→ Directions for this task
Extract every line of the material below and reproduce it faithfully.

Stored data
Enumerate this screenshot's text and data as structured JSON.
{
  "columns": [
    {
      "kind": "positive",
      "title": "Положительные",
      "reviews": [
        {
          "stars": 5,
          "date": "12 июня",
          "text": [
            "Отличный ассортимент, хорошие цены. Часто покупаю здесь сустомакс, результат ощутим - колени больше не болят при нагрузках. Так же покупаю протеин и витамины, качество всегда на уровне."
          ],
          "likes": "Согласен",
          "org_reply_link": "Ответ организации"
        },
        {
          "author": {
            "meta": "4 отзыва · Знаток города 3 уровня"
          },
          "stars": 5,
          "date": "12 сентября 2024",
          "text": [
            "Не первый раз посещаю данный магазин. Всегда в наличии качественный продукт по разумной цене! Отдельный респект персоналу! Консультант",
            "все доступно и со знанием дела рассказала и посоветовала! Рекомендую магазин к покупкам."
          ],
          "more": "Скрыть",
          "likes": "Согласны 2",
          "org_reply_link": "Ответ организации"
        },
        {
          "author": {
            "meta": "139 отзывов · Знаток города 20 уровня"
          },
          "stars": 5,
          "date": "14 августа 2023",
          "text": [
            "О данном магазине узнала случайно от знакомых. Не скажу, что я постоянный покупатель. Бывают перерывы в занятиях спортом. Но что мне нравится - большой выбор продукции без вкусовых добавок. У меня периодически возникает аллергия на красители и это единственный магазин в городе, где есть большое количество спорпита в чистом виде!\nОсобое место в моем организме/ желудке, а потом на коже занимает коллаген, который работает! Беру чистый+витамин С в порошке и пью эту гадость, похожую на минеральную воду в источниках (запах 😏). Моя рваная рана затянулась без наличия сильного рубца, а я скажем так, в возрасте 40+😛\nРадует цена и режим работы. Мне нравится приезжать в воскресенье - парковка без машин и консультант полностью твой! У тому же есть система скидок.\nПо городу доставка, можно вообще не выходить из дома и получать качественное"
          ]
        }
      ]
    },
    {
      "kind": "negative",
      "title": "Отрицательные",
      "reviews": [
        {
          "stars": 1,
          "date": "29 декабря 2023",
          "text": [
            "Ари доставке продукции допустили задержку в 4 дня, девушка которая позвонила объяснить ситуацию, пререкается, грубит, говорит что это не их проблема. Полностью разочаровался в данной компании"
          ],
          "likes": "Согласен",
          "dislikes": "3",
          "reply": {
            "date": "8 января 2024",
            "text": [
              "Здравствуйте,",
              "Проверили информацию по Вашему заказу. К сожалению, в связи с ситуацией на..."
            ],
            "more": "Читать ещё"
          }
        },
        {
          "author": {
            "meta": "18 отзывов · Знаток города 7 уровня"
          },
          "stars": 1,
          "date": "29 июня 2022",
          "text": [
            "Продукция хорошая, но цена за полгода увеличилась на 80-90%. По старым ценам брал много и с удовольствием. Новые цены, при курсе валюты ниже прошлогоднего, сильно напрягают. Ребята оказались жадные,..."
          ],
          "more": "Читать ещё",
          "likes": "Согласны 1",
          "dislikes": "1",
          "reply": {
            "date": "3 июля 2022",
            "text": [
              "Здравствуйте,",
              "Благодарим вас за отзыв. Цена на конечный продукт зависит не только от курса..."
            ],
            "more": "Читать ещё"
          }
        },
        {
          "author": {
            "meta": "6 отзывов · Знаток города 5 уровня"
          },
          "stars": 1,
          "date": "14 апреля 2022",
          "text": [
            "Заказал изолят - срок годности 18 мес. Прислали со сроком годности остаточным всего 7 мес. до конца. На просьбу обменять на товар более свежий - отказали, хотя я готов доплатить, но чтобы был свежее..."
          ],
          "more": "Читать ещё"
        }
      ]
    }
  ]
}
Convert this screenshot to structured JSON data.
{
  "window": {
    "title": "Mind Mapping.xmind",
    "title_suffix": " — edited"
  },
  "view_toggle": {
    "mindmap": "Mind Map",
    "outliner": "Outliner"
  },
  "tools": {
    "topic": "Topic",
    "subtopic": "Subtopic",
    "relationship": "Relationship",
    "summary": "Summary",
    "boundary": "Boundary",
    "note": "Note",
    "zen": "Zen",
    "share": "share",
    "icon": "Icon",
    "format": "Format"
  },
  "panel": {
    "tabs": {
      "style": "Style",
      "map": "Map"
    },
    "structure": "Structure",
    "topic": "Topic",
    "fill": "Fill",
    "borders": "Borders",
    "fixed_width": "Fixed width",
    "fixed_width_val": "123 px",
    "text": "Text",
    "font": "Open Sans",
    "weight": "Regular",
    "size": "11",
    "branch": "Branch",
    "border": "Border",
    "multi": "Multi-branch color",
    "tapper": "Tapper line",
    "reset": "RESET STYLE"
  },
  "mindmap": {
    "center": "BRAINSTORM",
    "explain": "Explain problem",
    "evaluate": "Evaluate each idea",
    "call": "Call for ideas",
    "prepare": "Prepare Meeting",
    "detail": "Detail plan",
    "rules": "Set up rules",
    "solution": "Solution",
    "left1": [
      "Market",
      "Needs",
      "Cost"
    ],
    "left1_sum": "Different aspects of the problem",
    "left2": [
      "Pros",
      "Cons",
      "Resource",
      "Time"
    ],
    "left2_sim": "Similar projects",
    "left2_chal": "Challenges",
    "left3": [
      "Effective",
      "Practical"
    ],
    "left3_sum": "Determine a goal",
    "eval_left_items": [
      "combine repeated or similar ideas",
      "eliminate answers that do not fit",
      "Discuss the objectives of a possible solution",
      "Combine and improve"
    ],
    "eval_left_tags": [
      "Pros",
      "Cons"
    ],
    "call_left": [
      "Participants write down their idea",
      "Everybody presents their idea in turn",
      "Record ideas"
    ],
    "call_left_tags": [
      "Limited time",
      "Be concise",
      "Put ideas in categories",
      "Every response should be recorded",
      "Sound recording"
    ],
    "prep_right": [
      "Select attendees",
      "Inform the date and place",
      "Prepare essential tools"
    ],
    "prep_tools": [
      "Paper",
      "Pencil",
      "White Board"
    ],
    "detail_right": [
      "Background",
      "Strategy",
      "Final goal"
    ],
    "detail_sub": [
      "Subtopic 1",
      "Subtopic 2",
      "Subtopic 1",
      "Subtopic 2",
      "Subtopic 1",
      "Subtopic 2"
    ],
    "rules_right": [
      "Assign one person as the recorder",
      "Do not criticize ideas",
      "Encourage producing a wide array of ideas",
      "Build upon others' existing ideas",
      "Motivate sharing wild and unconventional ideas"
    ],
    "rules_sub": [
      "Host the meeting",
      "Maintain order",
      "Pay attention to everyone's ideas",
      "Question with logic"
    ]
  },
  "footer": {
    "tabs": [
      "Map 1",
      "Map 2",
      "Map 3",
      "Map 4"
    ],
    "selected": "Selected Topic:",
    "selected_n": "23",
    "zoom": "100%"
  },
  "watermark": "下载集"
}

→ Response
Enumerate this screenshot's text and data as structured JSON.
{
  "columns": [
    {
      "kind": "positive",
      "title": "Положительные",
      "reviews": [
        {
          "stars": 5,
          "date": "12 июня",
          "text": [
            "Отличный ассортимент, хорошие цены. Часто покупаю здесь сустомакс, результат ощутим - колени больше не болят при нагрузках. Так же покупаю протеин и витамины, качество всегда на уровне."
          ],
          "likes": "Согласен",
          "org_reply_link": "Ответ организации"
        },
        {
          "author": {
            "meta": "4 отзыва · Знаток города 3 уровня"
          },
          "stars": 5,
          "date": "12 сентября 2024",
          "text": [
            "Не первый раз посещаю данный магазин. Всегда в наличии качественный продукт по разумной цене! Отдельный респект персоналу! Консультант",
            "все доступно и со знанием дела рассказала и посоветовала! Рекомендую магазин к покупкам."
          ],
          "more": "Скрыть",
          "likes": "Согласны 2",
          "org_reply_link": "Ответ организации"
        },
        {
          "author": {
            "meta": "139 отзывов · Знаток города 20 уровня"
          },
          "stars": 5,
          "date": "14 августа 2023",
          "text": [
            "О данном магазине узнала случайно от знакомых. Не скажу, что я постоянный покупатель. Бывают перерывы в занятиях спортом. Но что мне нравится - большой выбор продукции без вкусовых добавок. У меня периодически возникает аллергия на красители и это единственный магазин в городе, где есть большое количество спорпита в чистом виде!\nОсобое место в моем организме/ желудке, а потом на коже занимает коллаген, который работает! Беру чистый+витамин С в порошке и пью эту гадость, похожую на минеральную воду в источниках (запах 😏). Моя рваная рана затянулась без наличия сильного рубца, а я скажем так, в возрасте 40+😛\nРадует цена и режим работы. Мне нравится приезжать в воскресенье - парковка без машин и консультант полностью твой! У тому же есть система скидок.\nПо городу доставка, можно вообще не выходить из дома и получать качественное"
          ]
        }
      ]
    },
    {
      "kind": "negative",
      "title": "Отрицательные",
      "reviews": [
        {
          "stars": 1,
          "date": "29 декабря 2023",
          "text": [
            "Ари доставке продукции допустили задержку в 4 дня, девушка которая позвонила объяснить ситуацию, пререкается, грубит, говорит что это не их проблема. Полностью разочаровался в данной компании"
          ],
          "likes": "Согласен",
          "dislikes": "3",
          "reply": {
            "date": "8 января 2024",
            "text": [
              "Здравствуйте,",
              "Проверили информацию по Вашему заказу. К сожалению, в связи с ситуацией на..."
            ],
            "more": "Читать ещё"
          }
        },
        {
          "author": {
            "meta": "18 отзывов · Знаток города 7 уровня"
          },
          "stars": 1,
          "date": "29 июня 2022",
          "text": [
            "Продукция хорошая, но цена за полгода увеличилась на 80-90%. По старым ценам брал много и с удовольствием. Новые цены, при курсе валюты ниже прошлогоднего, сильно напрягают. Ребята оказались жадные,..."
          ],
          "more": "Читать ещё",
          "likes": "Согласны 1",
          "dislikes": "1",
          "reply": {
            "date": "3 июля 2022",
            "text": [
              "Здравствуйте,",
              "Благодарим вас за отзыв. Цена на конечный продукт зависит не только от курса..."
            ],
            "more": "Читать ещё"
          }
        },
        {
          "author": {
            "meta": "6 отзывов · Знаток города 5 уровня"
          },
          "stars": 1,
          "date": "14 апреля 2022",
          "text": [
            "Заказал изолят - срок годности 18 мес. Прислали со сроком годности остаточным всего 7 мес. до конца. На просьбу обменять на товар более свежий - отказали, хотя я готов доплатить, но чтобы был свежее..."
          ],
          "more": "Читать ещё"
        }
      ]
    }
  ]
}
Convert this screenshot to structured JSON data.
{
  "window": {
    "title": "Mind Mapping.xmind",
    "title_suffix": " — edited"
  },
  "view_toggle": {
    "mindmap": "Mind Map",
    "outliner": "Outliner"
  },
  "tools": {
    "topic": "Topic",
    "subtopic": "Subtopic",
    "relationship": "Relationship",
    "summary": "Summary",
    "boundary": "Boundary",
    "note": "Note",
    "zen": "Zen",
    "share": "share",
    "icon": "Icon",
    "format": "Format"
  },
  "panel": {
    "tabs": {
      "style": "Style",
      "map": "Map"
    },
    "structure": "Structure",
    "topic": "Topic",
    "fill": "Fill",
    "borders": "Borders",
    "fixed_width": "Fixed width",
    "fixed_width_val": "123 px",
    "text": "Text",
    "font": "Open Sans",
    "weight": "Regular",
    "size": "11",
    "branch": "Branch",
    "border": "Border",
    "multi": "Multi-branch color",
    "tapper": "Tapper line",
    "reset": "RESET STYLE"
  },
  "mindmap": {
    "center": "BRAINSTORM",
    "explain": "Explain problem",
    "evaluate": "Evaluate each idea",
    "call": "Call for ideas",
    "prepare": "Prepare Meeting",
    "detail": "Detail plan",
    "rules": "Set up rules",
    "solution": "Solution",
    "left1": [
      "Market",
      "Needs",
      "Cost"
    ],
    "left1_sum": "Different aspects of the problem",
    "left2": [
      "Pros",
      "Cons",
      "Resource",
      "Time"
    ],
    "left2_sim": "Similar projects",
    "left2_chal": "Challenges",
    "left3": [
      "Effective",
      "Practical"
    ],
    "left3_sum": "Determine a goal",
    "eval_left_items": [
      "combine repeated or similar ideas",
      "eliminate answers that do not fit",
      "Discuss the objectives of a possible solution",
      "Combine and improve"
    ],
    "eval_left_tags": [
      "Pros",
      "Cons"
    ],
    "call_left": [
      "Participants write down their idea",
      "Everybody presents their idea in turn",
      "Record ideas"
    ],
    "call_left_tags": [
      "Limited time",
      "Be concise",
      "Put ideas in categories",
      "Every response should be recorded",
      "Sound recording"
    ],
    "prep_right": [
      "Select attendees",
      "Inform the date and place",
      "Prepare essential tools"
    ],
    "prep_tools": [
      "Paper",
      "Pencil",
      "White Board"
    ],
    "detail_right": [
      "Background",
      "Strategy",
      "Final goal"
    ],
    "detail_sub": [
      "Subtopic 1",
      "Subtopic 2",
      "Subtopic 1",
      "Subtopic 2",
      "Subtopic 1",
      "Subtopic 2"
    ],
    "rules_right": [
      "Assign one person as the recorder",
      "Do not criticize ideas",
      "Encourage producing a wide array of ideas",
      "Build upon others' existing ideas",
      "Motivate sharing wild and unconventional ideas"
    ],
    "rules_sub": [
      "Host the meeting",
      "Maintain order",
      "Pay attention to everyone's ideas",
      "Question with logic"
    ]
  },
  "footer": {
    "tabs": [
      "Map 1",
      "Map 2",
      "Map 3",
      "Map 4"
    ],
    "selected": "Selected Topic:",
    "selected_n": "23",
    "zoom": "100%"
  },
  "watermark": "下载集"
}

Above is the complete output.